_AIM_. Your task is to repeat the lines below exactly, excluding any pictures they contain.

== LISTED RECORDS

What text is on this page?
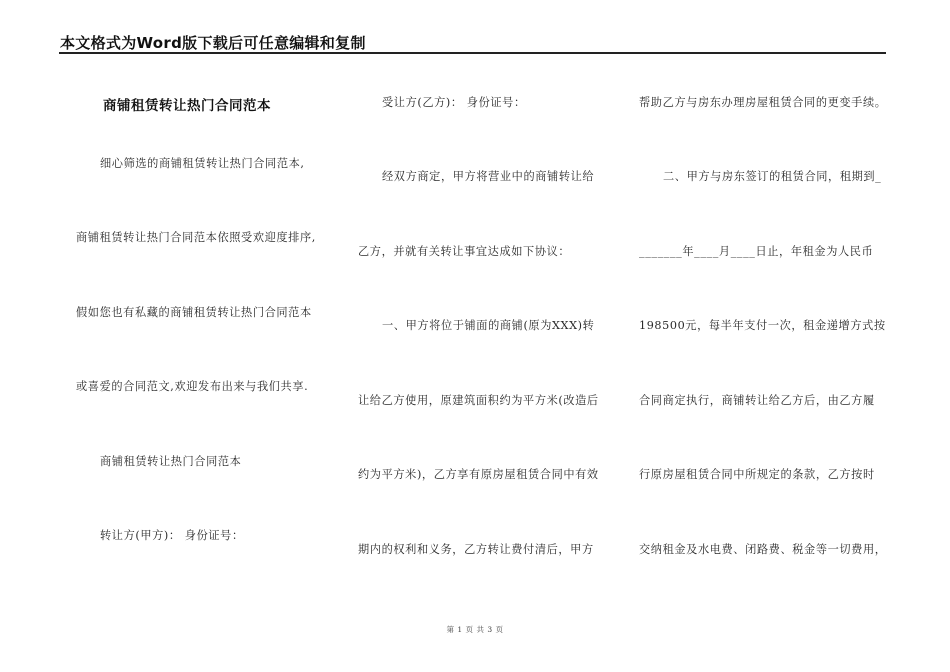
本文格式为Word版下载后可任意编辑和复制
商铺租赁转让热门合同范本
细心筛选的商铺租赁转让热门合同范本,
商铺租赁转让热门合同范本依照受欢迎度排序,
假如您也有私藏的商铺租赁转让热门合同范本
或喜爱的合同范文,欢迎发布出来与我们共享.
商铺租赁转让热门合同范本
转让方(甲方)： 身份证号：
受让方(乙方)： 身份证号：
经双方商定，甲方将营业中的商铺转让给
乙方，并就有关转让事宜达成如下协议：
一、甲方将位于铺面的商铺(原为XXX)转
让给乙方使用，原建筑面积约为平方米(改造后
约为平方米)，乙方享有原房屋租赁合同中有效
期内的权利和义务，乙方转让费付清后，甲方
帮助乙方与房东办理房屋租赁合同的更变手续。
二、甲方与房东签订的租赁合同，租期到_
_______年____月____日止，年租金为人民币
198500元，每半年支付一次，租金递增方式按
合同商定执行，商铺转让给乙方后，由乙方履
行原房屋租赁合同中所规定的条款，乙方按时
交纳租金及水电费、闭路费、税金等一切费用，
第 1 页 共 3 页
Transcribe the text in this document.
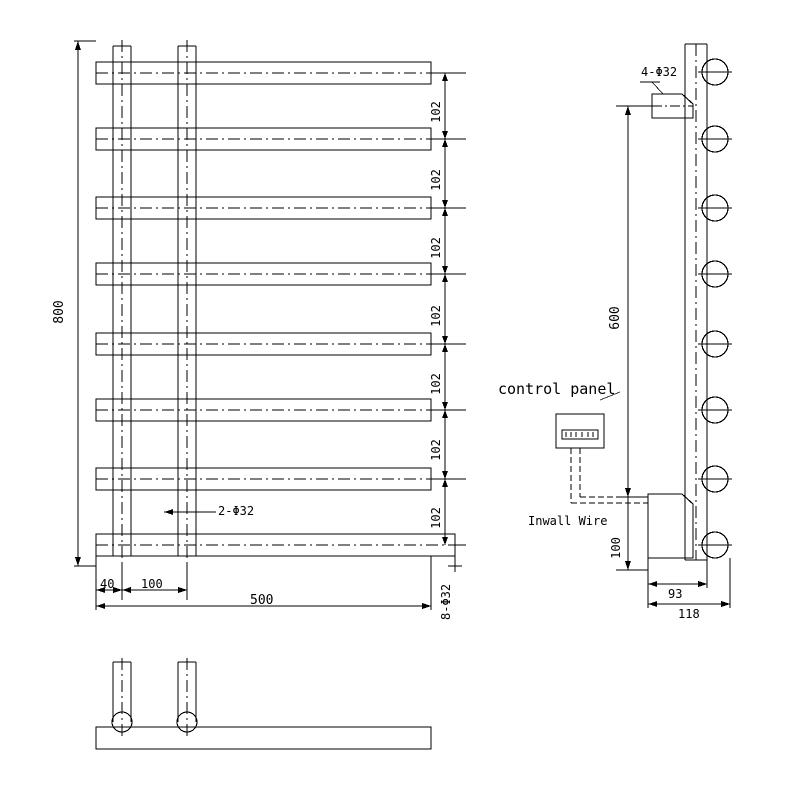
800
102
102
102
102
102
102
102
40 100
500
2-Φ32
8-Φ32
4-Φ32
600
100
93
118
control panel
Inwall Wire
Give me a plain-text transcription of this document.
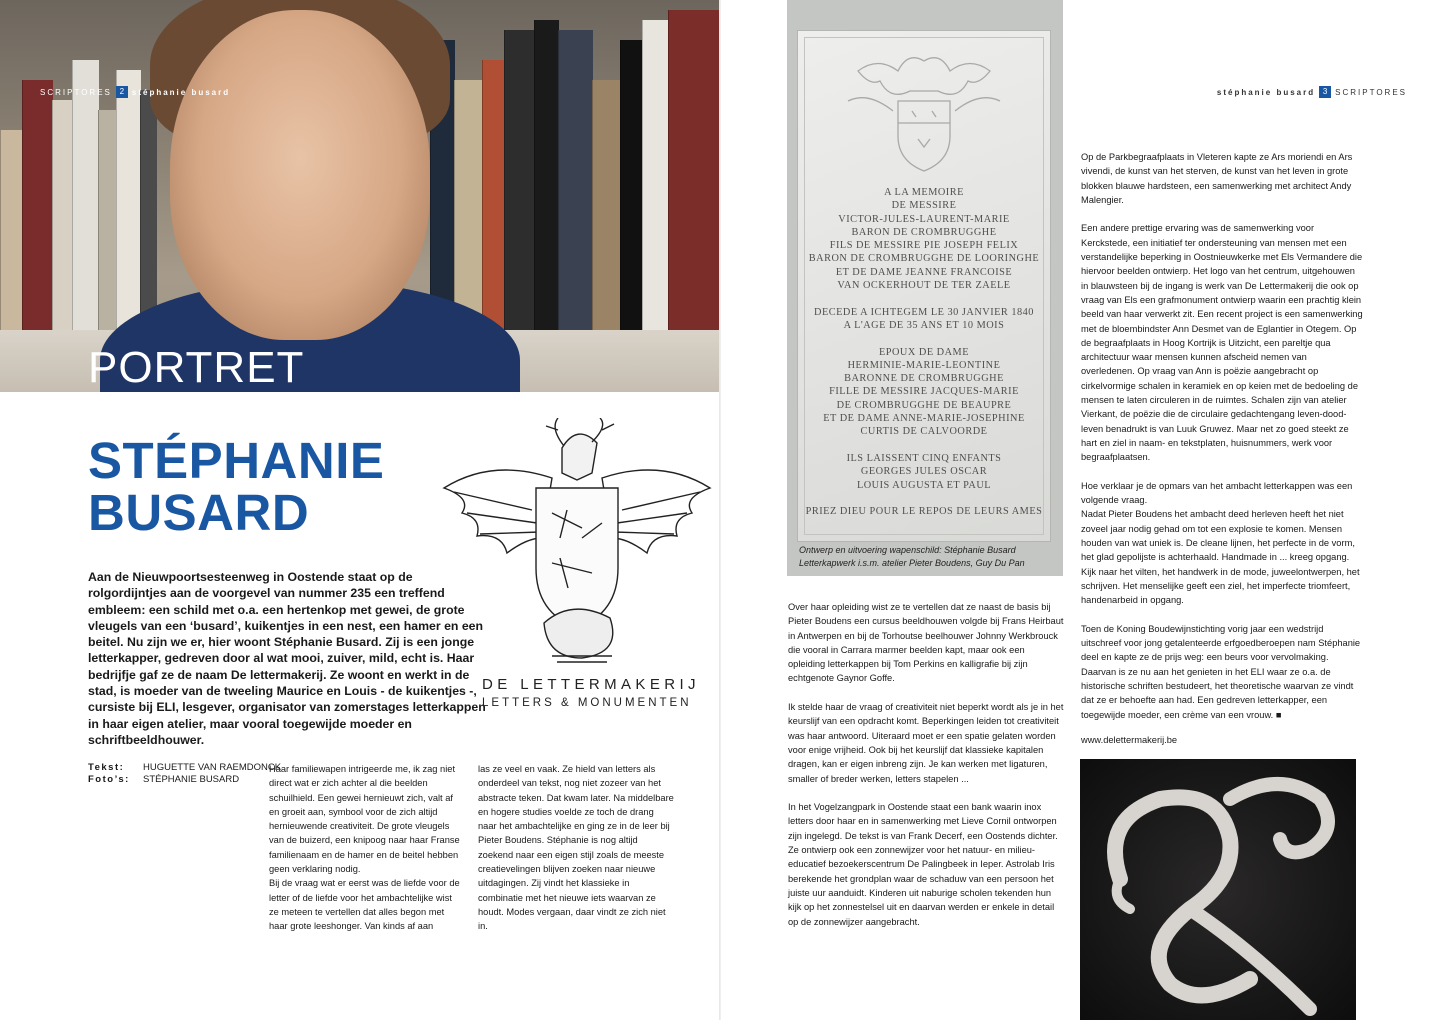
PORTRET
SCRIPTORES 2 stéphanie busard
STÉPHANIE
BUSARD
Aan de Nieuwpoortsesteenweg in Oostende staat op de rolgordijntjes aan de voorgevel van nummer 235 een treffend embleem: een schild met o.a. een hertenkop met gewei, de grote vleugels van een ‘busard’, kuikentjes in een nest, een hamer en een beitel. Nu zijn we er, hier woont Stéphanie Busard. Zij is een jonge letterkapper, gedreven door al wat mooi, zuiver, mild, echt is. Haar bedrijfje gaf ze de naam De lettermakerij. Ze woont en werkt in de stad, is moeder van de tweeling Maurice en Louis - de kuikentjes -, cursiste bij ELI, lesgever, organisator van zomerstages letterkappen in haar eigen atelier, maar vooral toegewijde moeder en schriftbeeldhouwer.
DE LETTERMAKERIJ
LETTERS & MONUMENTEN
Tekst:	HUGUETTE VAN RAEMDONCK
Foto’s:	STÉPHANIE BUSARD
Haar familiewapen intrigeerde me, ik zag niet direct wat er zich achter al die beelden schuilhield. Een gewei hernieuwt zich, valt af en groeit aan, symbool voor de zich altijd hernieuwende creativiteit. De grote vleugels van de buizerd, een knipoog naar haar Franse familienaam en de hamer en de beitel hebben geen verklaring nodig.
Bij de vraag wat er eerst was de liefde voor de letter of de liefde voor het ambachtelijke wist ze meteen te vertellen dat alles begon met haar grote leeshonger. Van kinds af aan
las ze veel en vaak. Ze hield van letters als onderdeel van tekst, nog niet zozeer van het abstracte teken. Dat kwam later. Na middelbare en hogere studies voelde ze toch de drang naar het ambachtelijke en ging ze in de leer bij Pieter Boudens. Stéphanie is nog altijd zoekend naar een eigen stijl zoals de meeste creatievelingen blijven zoeken naar nieuwe uitdagingen. Zij vindt het klassieke in combinatie met het nieuwe iets waarvan ze houdt. Modes vergaan, daar vindt ze zich niet in.
stéphanie busard 3 SCRIPTORES
A LA MEMOIRE
DE MESSIRE
VICTOR-JULES-LAURENT-MARIE
BARON DE CROMBRUGGHE
FILS DE MESSIRE PIE JOSEPH FELIX
BARON DE CROMBRUGGHE DE LOORINGHE
ET DE DAME JEANNE FRANCOISE
VAN OCKERHOUT DE TER ZAELE

DECEDE A ICHTEGEM LE 30 JANVIER 1840
A L'AGE DE 35 ANS ET 10 MOIS

EPOUX DE DAME
HERMINIE-MARIE-LEONTINE
BARONNE DE CROMBRUGGHE
FILLE DE MESSIRE JACQUES-MARIE
DE CROMBRUGGHE DE BEAUPRE
ET DE DAME ANNE-MARIE-JOSEPHINE
CURTIS DE CALVOORDE

ILS LAISSENT CINQ ENFANTS
GEORGES JULES OSCAR
LOUIS AUGUSTA ET PAUL

PRIEZ DIEU POUR LE REPOS DE LEURS AMES
Ontwerp en uitvoering wapenschild: Stéphanie Busard
Letterkapwerk i.s.m. atelier Pieter Boudens, Guy Du Pan

Over haar opleiding wist ze te vertellen dat ze naast de basis bij Pieter Boudens een cursus beeldhouwen volgde bij Frans Heirbaut in Antwerpen en bij de Torhoutse beelhouwer Johnny Werkbrouck die vooral in Carrara marmer beelden kapt, maar ook een opleiding letterkappen bij Tom Perkins en kalligrafie bij zijn echtgenote Gaynor Goffe.

Ik stelde haar de vraag of creativiteit niet beperkt wordt als je in het keurslijf van een opdracht komt. Beperkingen leiden tot creativiteit was haar antwoord. Uiteraard moet er een spatie gelaten worden voor enige vrijheid. Ook bij het keurslijf dat klassieke kapitalen dragen, kan er eigen inbreng zijn. Je kan werken met ligaturen, smaller of breder werken, letters stapelen ...

In het Vogelzangpark in Oostende staat een bank waarin inox letters door haar en in samenwerking met Lieve Cornil ontworpen zijn ingelegd. De tekst is van Frank Decerf, een Oostends dichter. Ze ontwierp ook een zonnewijzer voor het natuur- en milieu-educatief bezoekerscentrum De Palingbeek in Ieper. Astrolab Iris berekende het grondplan waar de schaduw van een persoon het juiste uur aanduidt. Kinderen uit naburige scholen tekenden hun kijk op het zonnestelsel uit en daarvan werden er enkele in detail op de zonnewijzer aangebracht.

Op de Parkbegraafplaats in Vleteren kapte ze Ars moriendi en Ars vivendi, de kunst van het sterven, de kunst van het leven in grote blokken blauwe hardsteen, een samenwerking met architect Andy Malengier.

Een andere prettige ervaring was de samenwerking voor Kerckstede, een initiatief ter ondersteuning van mensen met een verstandelijke beperking in Oostnieuwkerke met Els Vermandere die hiervoor beelden ontwierp. Het logo van het centrum, uitgehouwen in blauwsteen bij de ingang is werk van De Lettermakerij die ook op vraag van Els een grafmonument ontwierp waarin een prachtig klein beeld van haar verwerkt zit. Een recent project is een samenwerking met de bloembindster Ann Desmet van de Eglantier in Otegem. Op de begraafplaats in Hoog Kortrijk is Uitzicht, een pareltje qua architectuur waar mensen kunnen afscheid nemen van overledenen. Op vraag van Ann is poëzie aangebracht op cirkelvormige schalen in keramiek en op keien met de bedoeling de mensen te laten circuleren in de ruimtes. Schalen zijn van atelier Vierkant, de poëzie die de circulaire gedachtengang leven-dood-leven benadrukt is van Luuk Gruwez. Maar net zo goed steekt ze hart en ziel in naam- en tekstplaten, huisnummers, werk voor begraafplaatsen.

Hoe verklaar je de opmars van het ambacht letterkappen was een volgende vraag.
Nadat Pieter Boudens het ambacht deed herleven heeft het niet zoveel jaar nodig gehad om tot een explosie te komen. Mensen houden van wat uniek is. De cleane lijnen, het perfecte in de vorm, het glad gepolijste is achterhaald. Handmade in ... kreeg opgang. Kijk naar het vilten, het handwerk in de mode, juweelontwerpen, het schrijven. Het menselijke geeft een ziel, het imperfecte triomfeert, handenarbeid in opgang.

Toen de Koning Boudewijnstichting vorig jaar een wedstrijd uitschreef voor jong getalenteerde erfgoedberoepen nam Stéphanie deel en kapte ze de prijs weg: een beurs voor vervolmaking. Daarvan is ze nu aan het genieten in het ELI waar ze o.a. de historische schriften bestudeert, het theoretische waarvan ze vindt dat ze er behoefte aan had. Een gedreven letterkapper, een toegewijde moeder, een crème van een vrouw. ■

www.delettermakerij.be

====

_ANSWER TO THIS PROBLEM_.
What text is on this page?
本文格式为Word版下载后可任意编辑和复制
商铺租赁转让热门合同范本
细心筛选的商铺租赁转让热门合同范本,
商铺租赁转让热门合同范本依照受欢迎度排序,
假如您也有私藏的商铺租赁转让热门合同范本
或喜爱的合同范文,欢迎发布出来与我们共享.
商铺租赁转让热门合同范本
转让方(甲方)： 身份证号：
受让方(乙方)： 身份证号：
经双方商定，甲方将营业中的商铺转让给
乙方，并就有关转让事宜达成如下协议：
一、甲方将位于铺面的商铺(原为XXX)转
让给乙方使用，原建筑面积约为平方米(改造后
约为平方米)，乙方享有原房屋租赁合同中有效
期内的权利和义务，乙方转让费付清后，甲方
帮助乙方与房东办理房屋租赁合同的更变手续。
二、甲方与房东签订的租赁合同，租期到_
_______年____月____日止，年租金为人民币
198500元，每半年支付一次，租金递增方式按
合同商定执行，商铺转让给乙方后，由乙方履
行原房屋租赁合同中所规定的条款，乙方按时
交纳租金及水电费、闭路费、税金等一切费用，
第 1 页 共 3 页
Transcribe the text in this document.
800
102
102
102
102
102
102
102
40 100
500
2-Φ32
8-Φ32
4-Φ32
600
100
93
118
control panel
Inwall Wire
Give me a plain-text transcription of this document.
PORTRET
SCRIPTORES 2 stéphanie busard
STÉPHANIE
BUSARD
Aan de Nieuwpoortsesteenweg in Oostende staat op de rolgordijntjes aan de voorgevel van nummer 235 een treffend embleem: een schild met o.a. een hertenkop met gewei, de grote vleugels van een ‘busard’, kuikentjes in een nest, een hamer en een beitel. Nu zijn we er, hier woont Stéphanie Busard. Zij is een jonge letterkapper, gedreven door al wat mooi, zuiver, mild, echt is. Haar bedrijfje gaf ze de naam De lettermakerij. Ze woont en werkt in de stad, is moeder van de tweeling Maurice en Louis - de kuikentjes -, cursiste bij ELI, lesgever, organisator van zomerstages letterkappen in haar eigen atelier, maar vooral toegewijde moeder en schriftbeeldhouwer.
DE LETTERMAKERIJ
LETTERS & MONUMENTEN
Tekst:	HUGUETTE VAN RAEMDONCK
Foto’s:	STÉPHANIE BUSARD
Haar familiewapen intrigeerde me, ik zag niet direct wat er zich achter al die beelden schuilhield. Een gewei hernieuwt zich, valt af en groeit aan, symbool voor de zich altijd hernieuwende creativiteit. De grote vleugels van de buizerd, een knipoog naar haar Franse familienaam en de hamer en de beitel hebben geen verklaring nodig.
Bij de vraag wat er eerst was de liefde voor de letter of de liefde voor het ambachtelijke wist ze meteen te vertellen dat alles begon met haar grote leeshonger. Van kinds af aan
las ze veel en vaak. Ze hield van letters als onderdeel van tekst, nog niet zozeer van het abstracte teken. Dat kwam later. Na middelbare en hogere studies voelde ze toch de drang naar het ambachtelijke en ging ze in de leer bij Pieter Boudens. Stéphanie is nog altijd zoekend naar een eigen stijl zoals de meeste creatievelingen blijven zoeken naar nieuwe uitdagingen. Zij vindt het klassieke in combinatie met het nieuwe iets waarvan ze houdt. Modes vergaan, daar vindt ze zich niet in.
stéphanie busard 3 SCRIPTORES
A LA MEMOIRE
DE MESSIRE
VICTOR-JULES-LAURENT-MARIE
BARON DE CROMBRUGGHE
FILS DE MESSIRE PIE JOSEPH FELIX
BARON DE CROMBRUGGHE DE LOORINGHE
ET DE DAME JEANNE FRANCOISE
VAN OCKERHOUT DE TER ZAELE

DECEDE A ICHTEGEM LE 30 JANVIER 1840
A L'AGE DE 35 ANS ET 10 MOIS

EPOUX DE DAME
HERMINIE-MARIE-LEONTINE
BARONNE DE CROMBRUGGHE
FILLE DE MESSIRE JACQUES-MARIE
DE CROMBRUGGHE DE BEAUPRE
ET DE DAME ANNE-MARIE-JOSEPHINE
CURTIS DE CALVOORDE

ILS LAISSENT CINQ ENFANTS
GEORGES JULES OSCAR
LOUIS AUGUSTA ET PAUL

PRIEZ DIEU POUR LE REPOS DE LEURS AMES
Ontwerp en uitvoering wapenschild: Stéphanie Busard
Letterkapwerk i.s.m. atelier Pieter Boudens, Guy Du Pan

Over haar opleiding wist ze te vertellen dat ze naast de basis bij Pieter Boudens een cursus beeldhouwen volgde bij Frans Heirbaut in Antwerpen en bij de Torhoutse beelhouwer Johnny Werkbrouck die vooral in Carrara marmer beelden kapt, maar ook een opleiding letterkappen bij Tom Perkins en kalligrafie bij zijn echtgenote Gaynor Goffe.

Ik stelde haar de vraag of creativiteit niet beperkt wordt als je in het keurslijf van een opdracht komt. Beperkingen leiden tot creativiteit was haar antwoord. Uiteraard moet er een spatie gelaten worden voor enige vrijheid. Ook bij het keurslijf dat klassieke kapitalen dragen, kan er eigen inbreng zijn. Je kan werken met ligaturen, smaller of breder werken, letters stapelen ...

In het Vogelzangpark in Oostende staat een bank waarin inox letters door haar en in samenwerking met Lieve Cornil ontworpen zijn ingelegd. De tekst is van Frank Decerf, een Oostends dichter. Ze ontwierp ook een zonnewijzer voor het natuur- en milieu-educatief bezoekerscentrum De Palingbeek in Ieper. Astrolab Iris berekende het grondplan waar de schaduw van een persoon het juiste uur aanduidt. Kinderen uit naburige scholen tekenden hun kijk op het zonnestelsel uit en daarvan werden er enkele in detail op de zonnewijzer aangebracht.

Op de Parkbegraafplaats in Vleteren kapte ze Ars moriendi en Ars vivendi, de kunst van het sterven, de kunst van het leven in grote blokken blauwe hardsteen, een samenwerking met architect Andy Malengier.

Een andere prettige ervaring was de samenwerking voor Kerckstede, een initiatief ter ondersteuning van mensen met een verstandelijke beperking in Oostnieuwkerke met Els Vermandere die hiervoor beelden ontwierp. Het logo van het centrum, uitgehouwen in blauwsteen bij de ingang is werk van De Lettermakerij die ook op vraag van Els een grafmonument ontwierp waarin een prachtig klein beeld van haar verwerkt zit. Een recent project is een samenwerking met de bloembindster Ann Desmet van de Eglantier in Otegem. Op de begraafplaats in Hoog Kortrijk is Uitzicht, een pareltje qua architectuur waar mensen kunnen afscheid nemen van overledenen. Op vraag van Ann is poëzie aangebracht op cirkelvormige schalen in keramiek en op keien met de bedoeling de mensen te laten circuleren in de ruimtes. Schalen zijn van atelier Vierkant, de poëzie die de circulaire gedachtengang leven-dood-leven benadrukt is van Luuk Gruwez. Maar net zo goed steekt ze hart en ziel in naam- en tekstplaten, huisnummers, werk voor begraafplaatsen.

Hoe verklaar je de opmars van het ambacht letterkappen was een volgende vraag.
Nadat Pieter Boudens het ambacht deed herleven heeft het niet zoveel jaar nodig gehad om tot een explosie te komen. Mensen houden van wat uniek is. De cleane lijnen, het perfecte in de vorm, het glad gepolijste is achterhaald. Handmade in ... kreeg opgang. Kijk naar het vilten, het handwerk in de mode, juweelontwerpen, het schrijven. Het menselijke geeft een ziel, het imperfecte triomfeert, handenarbeid in opgang.

Toen de Koning Boudewijnstichting vorig jaar een wedstrijd uitschreef voor jong getalenteerde erfgoedberoepen nam Stéphanie deel en kapte ze de prijs weg: een beurs voor vervolmaking. Daarvan is ze nu aan het genieten in het ELI waar ze o.a. de historische schriften bestudeert, het theoretische waarvan ze vindt dat ze er behoefte aan had. Een gedreven letterkapper, een toegewijde moeder, een crème van een vrouw. ■

www.delettermakerij.be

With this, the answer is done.